◆ **What to work on**: Find each line with the word "okresie" and copy it.

[Stored records]
>> BEGIN
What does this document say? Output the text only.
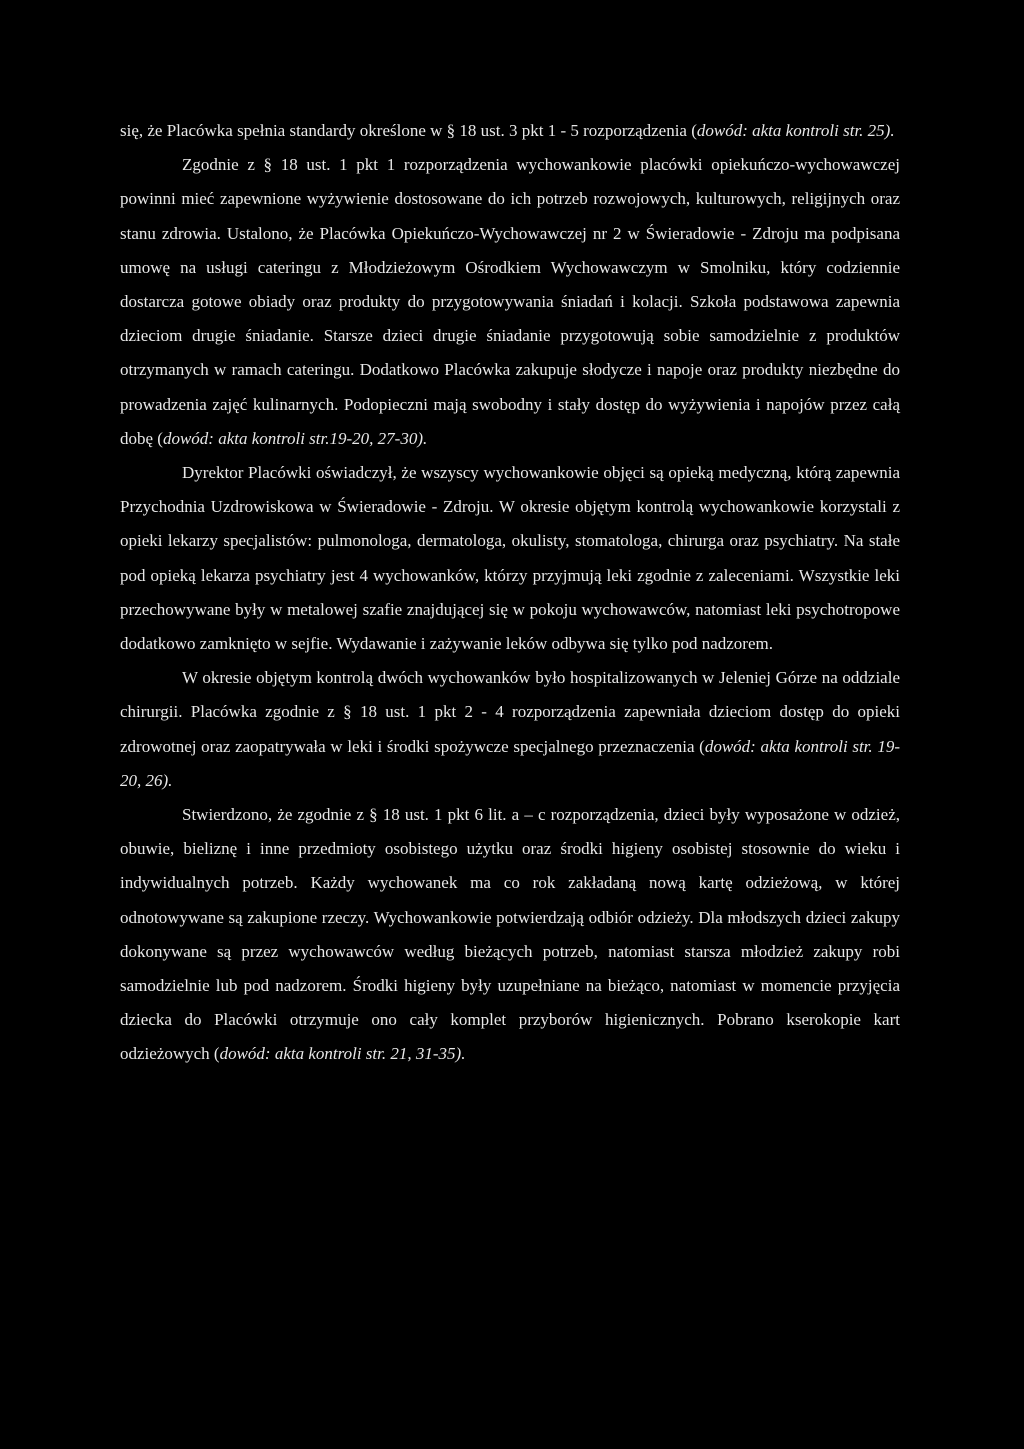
się, że Placówka spełnia standardy określone w § 18 ust. 3 pkt 1 - 5 rozporządzenia (dowód: akta kontroli str. 25).

Zgodnie z § 18 ust. 1 pkt 1 rozporządzenia wychowankowie placówki opiekuńczo-wychowawczej powinni mieć zapewnione wyżywienie dostosowane do ich potrzeb rozwojowych, kulturowych, religijnych oraz stanu zdrowia. Ustalono, że Placówka Opiekuńczo-Wychowawczej nr 2 w Świeradowie - Zdroju ma podpisana umowę na usługi cateringu z Młodzieżowym Ośrodkiem Wychowawczym w Smolniku, który codziennie dostarcza gotowe obiady oraz produkty do przygotowywania śniadań i kolacji. Szkoła podstawowa zapewnia dzieciom drugie śniadanie. Starsze dzieci drugie śniadanie przygotowują sobie samodzielnie z produktów otrzymanych w ramach cateringu. Dodatkowo Placówka zakupuje słodycze i napoje oraz produkty niezbędne do prowadzenia zajęć kulinarnych. Podopieczni mają swobodny i stały dostęp do wyżywienia i napojów przez całą dobę (dowód: akta kontroli str.19-20, 27-30).

Dyrektor Placówki oświadczył, że wszyscy wychowankowie objęci są opieką medyczną, którą zapewnia Przychodnia Uzdrowiskowa w Świeradowie - Zdroju. W okresie objętym kontrolą wychowankowie korzystali z opieki lekarzy specjalistów: pulmonologa, dermatologa, okulisty, stomatologa, chirurga oraz psychiatry. Na stałe pod opieką lekarza psychiatry jest 4 wychowanków, którzy przyjmują leki zgodnie z zaleceniami. Wszystkie leki przechowywane były w metalowej szafie znajdującej się w pokoju wychowawców, natomiast leki psychotropowe dodatkowo zamknięto w sejfie. Wydawanie i zażywanie leków odbywa się tylko pod nadzorem.

W okresie objętym kontrolą dwóch wychowanków było hospitalizowanych w Jeleniej Górze na oddziale chirurgii. Placówka zgodnie z § 18 ust. 1 pkt 2 - 4 rozporządzenia zapewniała dzieciom dostęp do opieki zdrowotnej oraz zaopatrywała w leki i środki spożywcze specjalnego przeznaczenia (dowód: akta kontroli str. 19-20, 26).

Stwierdzono, że zgodnie z § 18 ust. 1 pkt 6 lit. a – c rozporządzenia, dzieci były wyposażone w odzież, obuwie, bieliznę i inne przedmioty osobistego użytku oraz środki higieny osobistej stosownie do wieku i indywidualnych potrzeb. Każdy wychowanek ma co rok zakładaną nową kartę odzieżową, w której odnotowywane są zakupione rzeczy. Wychowankowie potwierdzają odbiór odzieży. Dla młodszych dzieci zakupy dokonywane są przez wychowawców według bieżących potrzeb, natomiast starsza młodzież zakupy robi samodzielnie lub pod nadzorem. Środki higieny były uzupełniane na bieżąco, natomiast w momencie przyjęcia dziecka do Placówki otrzymuje ono cały komplet przyborów higienicznych. Pobrano kserokopie kart odzieżowych (dowód: akta kontroli str. 21, 31-35).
>> END
◆ **Completed task**:
Dyrektor Placówki oświadczył, że wszyscy wychowankowie objęci są opieką medyczną, którą zapewnia Przychodnia Uzdrowiskowa w Świeradowie - Zdroju. W okresie objętym kontrolą wychowankowie korzystali z opieki lekarzy specjalistów: pulmonologa, dermatologa, okulisty, stomatologa, chirurga oraz psychiatry. Na stałe pod opieką lekarza psychiatry jest 4 wychowanków, którzy przyjmują leki zgodnie z zaleceniami. Wszystkie leki przechowywane były w metalowej szafie znajdującej się w pokoju wychowawców, natomiast leki psychotropowe dodatkowo zamknięto w sejfie. Wydawanie i zażywanie leków odbywa się tylko pod nadzorem.
W okresie objętym kontrolą dwóch wychowanków było hospitalizowanych w Jeleniej Górze na oddziale chirurgii. Placówka zgodnie z § 18 ust. 1 pkt 2 - 4 rozporządzenia zapewniała dzieciom dostęp do opieki zdrowotnej oraz zaopatrywała w leki i środki spożywcze specjalnego przeznaczenia (dowód: akta kontroli str. 19-20, 26).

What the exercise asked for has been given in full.